[Data items]

☆ ☆ ☆ ☆ ☆ ☆ ☆

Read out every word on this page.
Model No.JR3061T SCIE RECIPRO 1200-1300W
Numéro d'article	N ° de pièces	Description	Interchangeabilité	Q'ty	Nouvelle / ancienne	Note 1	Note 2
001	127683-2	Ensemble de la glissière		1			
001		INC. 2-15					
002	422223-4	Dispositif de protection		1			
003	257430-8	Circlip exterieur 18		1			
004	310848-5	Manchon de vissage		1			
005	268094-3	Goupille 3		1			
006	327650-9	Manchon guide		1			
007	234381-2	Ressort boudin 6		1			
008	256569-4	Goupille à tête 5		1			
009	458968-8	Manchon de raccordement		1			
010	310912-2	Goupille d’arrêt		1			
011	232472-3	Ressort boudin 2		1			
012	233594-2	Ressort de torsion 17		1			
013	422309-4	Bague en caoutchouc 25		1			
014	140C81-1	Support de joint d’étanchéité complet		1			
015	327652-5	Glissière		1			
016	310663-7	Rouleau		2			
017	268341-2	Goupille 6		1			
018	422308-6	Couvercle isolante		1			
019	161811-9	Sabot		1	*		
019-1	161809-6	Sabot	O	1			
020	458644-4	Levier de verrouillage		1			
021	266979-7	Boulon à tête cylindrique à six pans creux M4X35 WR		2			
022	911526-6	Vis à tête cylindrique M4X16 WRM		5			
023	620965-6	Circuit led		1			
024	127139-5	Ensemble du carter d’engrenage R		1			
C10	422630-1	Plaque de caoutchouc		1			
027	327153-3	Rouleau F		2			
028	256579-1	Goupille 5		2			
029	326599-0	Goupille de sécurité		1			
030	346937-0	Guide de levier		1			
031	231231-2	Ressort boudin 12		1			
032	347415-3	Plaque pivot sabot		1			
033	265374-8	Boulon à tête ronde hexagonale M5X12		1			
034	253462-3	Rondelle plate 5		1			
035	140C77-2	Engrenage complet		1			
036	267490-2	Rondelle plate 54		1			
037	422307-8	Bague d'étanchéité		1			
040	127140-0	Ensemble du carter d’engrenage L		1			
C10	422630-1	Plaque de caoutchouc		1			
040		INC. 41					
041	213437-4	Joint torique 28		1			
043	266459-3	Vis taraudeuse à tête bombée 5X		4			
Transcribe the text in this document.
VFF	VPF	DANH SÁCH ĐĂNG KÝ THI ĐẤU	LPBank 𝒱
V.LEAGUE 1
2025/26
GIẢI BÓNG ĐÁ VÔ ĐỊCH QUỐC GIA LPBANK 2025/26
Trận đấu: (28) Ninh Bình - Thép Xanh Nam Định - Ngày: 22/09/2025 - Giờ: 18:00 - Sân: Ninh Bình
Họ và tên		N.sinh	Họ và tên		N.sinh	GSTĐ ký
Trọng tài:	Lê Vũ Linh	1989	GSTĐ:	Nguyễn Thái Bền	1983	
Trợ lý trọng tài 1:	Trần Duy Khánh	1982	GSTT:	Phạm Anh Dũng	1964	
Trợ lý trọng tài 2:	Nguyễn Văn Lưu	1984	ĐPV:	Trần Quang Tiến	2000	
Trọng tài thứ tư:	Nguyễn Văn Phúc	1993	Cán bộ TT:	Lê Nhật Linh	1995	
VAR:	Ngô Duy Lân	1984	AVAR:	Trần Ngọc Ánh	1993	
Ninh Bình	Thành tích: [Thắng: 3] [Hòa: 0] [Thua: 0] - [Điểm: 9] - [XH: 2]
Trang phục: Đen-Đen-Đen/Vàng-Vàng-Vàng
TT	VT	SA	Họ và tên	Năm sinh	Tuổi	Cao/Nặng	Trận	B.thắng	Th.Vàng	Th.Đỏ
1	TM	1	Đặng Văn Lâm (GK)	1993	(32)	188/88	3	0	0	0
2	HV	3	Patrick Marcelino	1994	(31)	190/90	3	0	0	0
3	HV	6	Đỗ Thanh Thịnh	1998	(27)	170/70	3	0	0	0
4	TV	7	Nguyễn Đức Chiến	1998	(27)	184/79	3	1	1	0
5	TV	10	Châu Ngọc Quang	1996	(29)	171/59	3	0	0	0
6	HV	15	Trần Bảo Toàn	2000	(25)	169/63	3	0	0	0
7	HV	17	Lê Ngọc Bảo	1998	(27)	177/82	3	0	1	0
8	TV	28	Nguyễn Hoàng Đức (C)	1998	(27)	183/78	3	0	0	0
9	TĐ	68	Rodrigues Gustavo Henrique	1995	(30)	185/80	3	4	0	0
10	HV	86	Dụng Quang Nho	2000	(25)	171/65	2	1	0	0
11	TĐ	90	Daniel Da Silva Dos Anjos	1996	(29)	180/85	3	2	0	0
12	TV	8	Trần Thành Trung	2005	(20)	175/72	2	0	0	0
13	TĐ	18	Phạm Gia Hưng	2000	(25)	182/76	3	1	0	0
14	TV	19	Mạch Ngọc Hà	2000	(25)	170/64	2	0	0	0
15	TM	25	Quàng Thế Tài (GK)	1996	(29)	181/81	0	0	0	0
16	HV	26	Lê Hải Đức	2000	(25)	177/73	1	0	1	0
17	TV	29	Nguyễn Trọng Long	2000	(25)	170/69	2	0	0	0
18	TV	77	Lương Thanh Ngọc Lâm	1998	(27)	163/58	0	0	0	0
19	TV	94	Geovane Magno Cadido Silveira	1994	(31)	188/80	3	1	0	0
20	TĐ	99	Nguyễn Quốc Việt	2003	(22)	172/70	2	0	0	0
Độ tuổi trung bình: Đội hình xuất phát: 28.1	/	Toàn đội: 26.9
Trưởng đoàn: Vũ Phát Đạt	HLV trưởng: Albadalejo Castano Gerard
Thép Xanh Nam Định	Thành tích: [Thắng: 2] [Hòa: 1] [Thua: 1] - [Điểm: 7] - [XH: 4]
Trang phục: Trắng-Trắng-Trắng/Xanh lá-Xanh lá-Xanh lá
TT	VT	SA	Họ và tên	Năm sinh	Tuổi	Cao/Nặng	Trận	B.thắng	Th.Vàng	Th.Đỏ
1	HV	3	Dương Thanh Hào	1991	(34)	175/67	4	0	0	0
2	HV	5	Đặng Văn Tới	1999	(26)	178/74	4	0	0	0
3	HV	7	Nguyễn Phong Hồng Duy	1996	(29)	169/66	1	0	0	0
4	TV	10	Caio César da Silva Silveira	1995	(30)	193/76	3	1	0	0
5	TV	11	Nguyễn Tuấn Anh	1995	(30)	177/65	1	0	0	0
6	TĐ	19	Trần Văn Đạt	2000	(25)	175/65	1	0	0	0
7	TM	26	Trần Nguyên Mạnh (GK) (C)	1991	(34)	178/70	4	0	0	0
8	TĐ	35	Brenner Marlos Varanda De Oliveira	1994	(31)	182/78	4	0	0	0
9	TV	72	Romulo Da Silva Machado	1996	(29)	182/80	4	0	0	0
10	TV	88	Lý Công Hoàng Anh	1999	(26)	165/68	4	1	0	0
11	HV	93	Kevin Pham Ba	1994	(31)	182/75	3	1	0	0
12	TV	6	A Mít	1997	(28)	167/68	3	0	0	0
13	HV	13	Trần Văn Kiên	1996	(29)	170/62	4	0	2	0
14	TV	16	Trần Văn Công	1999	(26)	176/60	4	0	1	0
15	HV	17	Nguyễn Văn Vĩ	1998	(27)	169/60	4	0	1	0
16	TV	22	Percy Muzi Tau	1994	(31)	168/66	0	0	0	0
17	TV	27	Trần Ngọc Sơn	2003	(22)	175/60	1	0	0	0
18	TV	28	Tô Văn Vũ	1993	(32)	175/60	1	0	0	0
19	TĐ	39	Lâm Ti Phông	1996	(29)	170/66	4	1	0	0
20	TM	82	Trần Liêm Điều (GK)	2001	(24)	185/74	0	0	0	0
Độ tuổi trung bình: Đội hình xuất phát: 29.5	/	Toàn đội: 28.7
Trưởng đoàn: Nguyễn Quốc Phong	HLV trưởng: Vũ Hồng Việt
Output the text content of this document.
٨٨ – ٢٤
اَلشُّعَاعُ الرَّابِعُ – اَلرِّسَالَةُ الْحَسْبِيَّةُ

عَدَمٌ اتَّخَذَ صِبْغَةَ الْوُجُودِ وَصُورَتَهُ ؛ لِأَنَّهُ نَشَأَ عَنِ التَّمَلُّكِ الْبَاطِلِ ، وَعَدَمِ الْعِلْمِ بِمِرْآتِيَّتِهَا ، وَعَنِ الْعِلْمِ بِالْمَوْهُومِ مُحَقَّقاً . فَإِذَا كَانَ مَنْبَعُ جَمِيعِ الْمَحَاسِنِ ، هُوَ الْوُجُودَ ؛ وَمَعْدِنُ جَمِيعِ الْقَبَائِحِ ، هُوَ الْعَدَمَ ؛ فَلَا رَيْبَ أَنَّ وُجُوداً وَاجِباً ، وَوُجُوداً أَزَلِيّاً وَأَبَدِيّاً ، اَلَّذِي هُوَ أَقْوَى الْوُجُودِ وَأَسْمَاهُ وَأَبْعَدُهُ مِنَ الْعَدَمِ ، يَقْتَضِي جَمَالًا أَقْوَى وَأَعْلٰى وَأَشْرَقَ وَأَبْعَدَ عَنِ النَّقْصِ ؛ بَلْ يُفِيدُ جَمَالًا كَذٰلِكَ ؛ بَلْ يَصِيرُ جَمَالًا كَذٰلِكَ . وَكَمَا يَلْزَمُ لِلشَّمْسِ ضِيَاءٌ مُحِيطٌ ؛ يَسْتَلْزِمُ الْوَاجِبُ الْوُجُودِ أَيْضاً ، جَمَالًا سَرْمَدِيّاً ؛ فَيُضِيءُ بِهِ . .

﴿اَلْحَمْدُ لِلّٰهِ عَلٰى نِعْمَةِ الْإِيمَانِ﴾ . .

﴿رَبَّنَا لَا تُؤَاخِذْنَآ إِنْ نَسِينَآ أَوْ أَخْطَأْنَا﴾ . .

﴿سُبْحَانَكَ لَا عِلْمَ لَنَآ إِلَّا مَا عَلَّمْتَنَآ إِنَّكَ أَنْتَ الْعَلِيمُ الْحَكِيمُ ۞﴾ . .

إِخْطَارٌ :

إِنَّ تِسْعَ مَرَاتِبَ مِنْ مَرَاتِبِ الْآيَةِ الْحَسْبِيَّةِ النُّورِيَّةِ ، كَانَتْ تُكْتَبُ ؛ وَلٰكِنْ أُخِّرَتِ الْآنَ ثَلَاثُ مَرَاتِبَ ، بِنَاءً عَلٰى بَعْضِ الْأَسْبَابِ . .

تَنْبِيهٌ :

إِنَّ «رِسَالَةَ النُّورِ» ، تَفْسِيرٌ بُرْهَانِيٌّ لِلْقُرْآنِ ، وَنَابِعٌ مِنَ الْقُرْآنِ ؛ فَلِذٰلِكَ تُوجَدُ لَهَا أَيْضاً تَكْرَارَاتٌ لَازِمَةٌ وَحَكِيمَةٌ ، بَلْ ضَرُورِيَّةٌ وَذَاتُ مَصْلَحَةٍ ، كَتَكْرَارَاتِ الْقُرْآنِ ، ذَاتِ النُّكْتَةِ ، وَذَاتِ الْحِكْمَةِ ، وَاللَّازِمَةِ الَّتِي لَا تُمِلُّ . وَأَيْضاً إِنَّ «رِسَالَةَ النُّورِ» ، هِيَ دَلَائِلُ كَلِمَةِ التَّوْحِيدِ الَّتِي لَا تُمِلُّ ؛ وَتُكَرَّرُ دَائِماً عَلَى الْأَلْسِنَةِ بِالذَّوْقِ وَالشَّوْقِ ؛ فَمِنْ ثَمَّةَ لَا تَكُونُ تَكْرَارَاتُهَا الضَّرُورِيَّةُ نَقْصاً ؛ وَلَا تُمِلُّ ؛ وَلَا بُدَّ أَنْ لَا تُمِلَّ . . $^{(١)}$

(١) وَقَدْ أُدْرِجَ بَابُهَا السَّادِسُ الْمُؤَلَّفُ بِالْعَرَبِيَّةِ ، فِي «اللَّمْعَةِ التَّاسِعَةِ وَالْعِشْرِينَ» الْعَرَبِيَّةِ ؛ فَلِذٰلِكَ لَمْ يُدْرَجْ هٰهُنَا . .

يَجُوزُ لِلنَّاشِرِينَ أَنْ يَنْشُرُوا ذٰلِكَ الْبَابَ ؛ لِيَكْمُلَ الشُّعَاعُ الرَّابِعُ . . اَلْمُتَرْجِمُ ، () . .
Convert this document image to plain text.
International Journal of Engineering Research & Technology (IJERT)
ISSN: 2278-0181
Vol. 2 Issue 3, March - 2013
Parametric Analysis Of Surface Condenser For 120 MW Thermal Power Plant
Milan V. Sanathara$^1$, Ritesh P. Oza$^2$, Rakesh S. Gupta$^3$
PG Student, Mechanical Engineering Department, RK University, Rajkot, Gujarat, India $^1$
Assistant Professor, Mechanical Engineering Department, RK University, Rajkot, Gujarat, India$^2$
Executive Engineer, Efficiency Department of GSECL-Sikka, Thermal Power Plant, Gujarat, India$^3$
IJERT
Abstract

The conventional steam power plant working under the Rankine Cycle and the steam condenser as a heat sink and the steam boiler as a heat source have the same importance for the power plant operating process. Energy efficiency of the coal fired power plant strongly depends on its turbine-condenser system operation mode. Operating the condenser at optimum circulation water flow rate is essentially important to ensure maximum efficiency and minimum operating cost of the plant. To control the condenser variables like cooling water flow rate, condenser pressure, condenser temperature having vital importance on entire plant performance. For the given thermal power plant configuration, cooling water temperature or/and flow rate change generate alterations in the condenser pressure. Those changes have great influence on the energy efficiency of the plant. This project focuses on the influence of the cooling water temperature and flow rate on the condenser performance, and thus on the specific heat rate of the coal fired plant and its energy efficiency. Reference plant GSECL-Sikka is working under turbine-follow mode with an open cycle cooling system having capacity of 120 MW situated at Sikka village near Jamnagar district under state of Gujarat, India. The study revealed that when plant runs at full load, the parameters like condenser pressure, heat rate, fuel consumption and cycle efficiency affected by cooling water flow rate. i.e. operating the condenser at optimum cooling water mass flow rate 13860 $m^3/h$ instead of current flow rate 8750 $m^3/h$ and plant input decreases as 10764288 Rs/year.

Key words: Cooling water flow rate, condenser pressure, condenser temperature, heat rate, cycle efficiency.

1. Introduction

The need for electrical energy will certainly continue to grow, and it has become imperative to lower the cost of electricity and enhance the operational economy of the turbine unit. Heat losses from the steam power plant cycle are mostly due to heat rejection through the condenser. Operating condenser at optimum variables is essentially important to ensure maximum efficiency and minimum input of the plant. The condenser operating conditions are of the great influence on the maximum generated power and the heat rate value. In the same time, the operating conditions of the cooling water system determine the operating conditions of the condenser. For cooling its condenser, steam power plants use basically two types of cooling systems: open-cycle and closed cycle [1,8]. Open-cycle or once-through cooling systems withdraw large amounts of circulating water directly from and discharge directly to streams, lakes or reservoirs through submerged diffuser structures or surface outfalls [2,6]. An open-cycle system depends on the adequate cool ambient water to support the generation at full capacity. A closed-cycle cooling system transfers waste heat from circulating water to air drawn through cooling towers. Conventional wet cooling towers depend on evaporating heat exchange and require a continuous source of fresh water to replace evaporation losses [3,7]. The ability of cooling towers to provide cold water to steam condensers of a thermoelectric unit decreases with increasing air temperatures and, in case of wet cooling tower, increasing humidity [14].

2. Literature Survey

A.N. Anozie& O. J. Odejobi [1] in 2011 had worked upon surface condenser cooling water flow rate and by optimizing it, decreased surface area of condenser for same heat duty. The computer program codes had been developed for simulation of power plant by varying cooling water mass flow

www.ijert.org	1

☆ ☆ ☆ ☆ ☆ ☆ ☆

> _Stated exercise_: Indicate how many lines of the material contain the string "Ensemble", giving the number and nothing more.

> _Output for this exercise_: 3